Would you transcribe all of the data exactly, down to the last character?

>> START EXTRACTED MATERIAL

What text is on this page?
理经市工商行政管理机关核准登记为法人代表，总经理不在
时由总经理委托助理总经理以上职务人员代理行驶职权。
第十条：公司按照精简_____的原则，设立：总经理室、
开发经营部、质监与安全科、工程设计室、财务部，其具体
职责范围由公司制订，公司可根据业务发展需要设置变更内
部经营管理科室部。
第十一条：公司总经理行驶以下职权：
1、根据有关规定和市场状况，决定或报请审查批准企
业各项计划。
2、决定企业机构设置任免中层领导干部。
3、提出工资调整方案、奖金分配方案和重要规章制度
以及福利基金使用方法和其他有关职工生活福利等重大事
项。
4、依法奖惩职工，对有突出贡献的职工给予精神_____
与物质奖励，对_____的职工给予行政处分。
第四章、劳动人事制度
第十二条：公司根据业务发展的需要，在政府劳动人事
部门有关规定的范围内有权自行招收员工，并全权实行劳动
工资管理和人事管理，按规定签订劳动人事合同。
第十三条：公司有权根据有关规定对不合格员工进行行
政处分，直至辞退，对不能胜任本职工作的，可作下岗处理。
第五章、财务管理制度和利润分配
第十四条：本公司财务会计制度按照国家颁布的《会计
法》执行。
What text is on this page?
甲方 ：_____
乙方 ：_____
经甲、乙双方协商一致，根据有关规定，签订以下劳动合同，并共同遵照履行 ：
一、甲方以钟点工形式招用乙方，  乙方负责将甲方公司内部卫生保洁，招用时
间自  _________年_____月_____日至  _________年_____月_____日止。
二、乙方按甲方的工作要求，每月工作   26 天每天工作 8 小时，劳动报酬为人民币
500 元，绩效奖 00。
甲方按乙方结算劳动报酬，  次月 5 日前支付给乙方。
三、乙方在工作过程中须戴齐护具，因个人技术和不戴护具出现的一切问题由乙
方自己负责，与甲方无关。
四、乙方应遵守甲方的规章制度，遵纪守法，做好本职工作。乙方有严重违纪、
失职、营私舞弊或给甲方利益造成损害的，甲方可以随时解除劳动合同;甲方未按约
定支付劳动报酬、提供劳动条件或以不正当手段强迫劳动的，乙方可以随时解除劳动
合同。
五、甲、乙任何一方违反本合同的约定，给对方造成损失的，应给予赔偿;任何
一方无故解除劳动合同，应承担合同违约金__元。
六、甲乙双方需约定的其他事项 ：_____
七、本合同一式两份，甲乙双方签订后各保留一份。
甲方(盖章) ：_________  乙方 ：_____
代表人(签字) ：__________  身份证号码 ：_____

>> END EXTRACTED MATERIAL

◆ TASK RESPONSE:
What text is on this page?
理经市工商行政管理机关核准登记为法人代表，总经理不在
时由总经理委托助理总经理以上职务人员代理行驶职权。
第十条：公司按照精简_____的原则，设立：总经理室、
开发经营部、质监与安全科、工程设计室、财务部，其具体
职责范围由公司制订，公司可根据业务发展需要设置变更内
部经营管理科室部。
第十一条：公司总经理行驶以下职权：
1、根据有关规定和市场状况，决定或报请审查批准企
业各项计划。
2、决定企业机构设置任免中层领导干部。
3、提出工资调整方案、奖金分配方案和重要规章制度
以及福利基金使用方法和其他有关职工生活福利等重大事
项。
4、依法奖惩职工，对有突出贡献的职工给予精神_____
与物质奖励，对_____的职工给予行政处分。
第四章、劳动人事制度
第十二条：公司根据业务发展的需要，在政府劳动人事
部门有关规定的范围内有权自行招收员工，并全权实行劳动
工资管理和人事管理，按规定签订劳动人事合同。
第十三条：公司有权根据有关规定对不合格员工进行行
政处分，直至辞退，对不能胜任本职工作的，可作下岗处理。
第五章、财务管理制度和利润分配
第十四条：本公司财务会计制度按照国家颁布的《会计
法》执行。
What text is on this page?
甲方 ：_____
乙方 ：_____
经甲、乙双方协商一致，根据有关规定，签订以下劳动合同，并共同遵照履行 ：
一、甲方以钟点工形式招用乙方，  乙方负责将甲方公司内部卫生保洁，招用时
间自  _________年_____月_____日至  _________年_____月_____日止。
二、乙方按甲方的工作要求，每月工作   26 天每天工作 8 小时，劳动报酬为人民币
500 元，绩效奖 00。
甲方按乙方结算劳动报酬，  次月 5 日前支付给乙方。
三、乙方在工作过程中须戴齐护具，因个人技术和不戴护具出现的一切问题由乙
方自己负责，与甲方无关。
四、乙方应遵守甲方的规章制度，遵纪守法，做好本职工作。乙方有严重违纪、
失职、营私舞弊或给甲方利益造成损害的，甲方可以随时解除劳动合同;甲方未按约
定支付劳动报酬、提供劳动条件或以不正当手段强迫劳动的，乙方可以随时解除劳动
合同。
五、甲、乙任何一方违反本合同的约定，给对方造成损失的，应给予赔偿;任何
一方无故解除劳动合同，应承担合同违约金__元。
六、甲乙双方需约定的其他事项 ：_____
七、本合同一式两份，甲乙双方签订后各保留一份。
甲方(盖章) ：_________  乙方 ：_____
代表人(签字) ：__________  身份证号码 ：_____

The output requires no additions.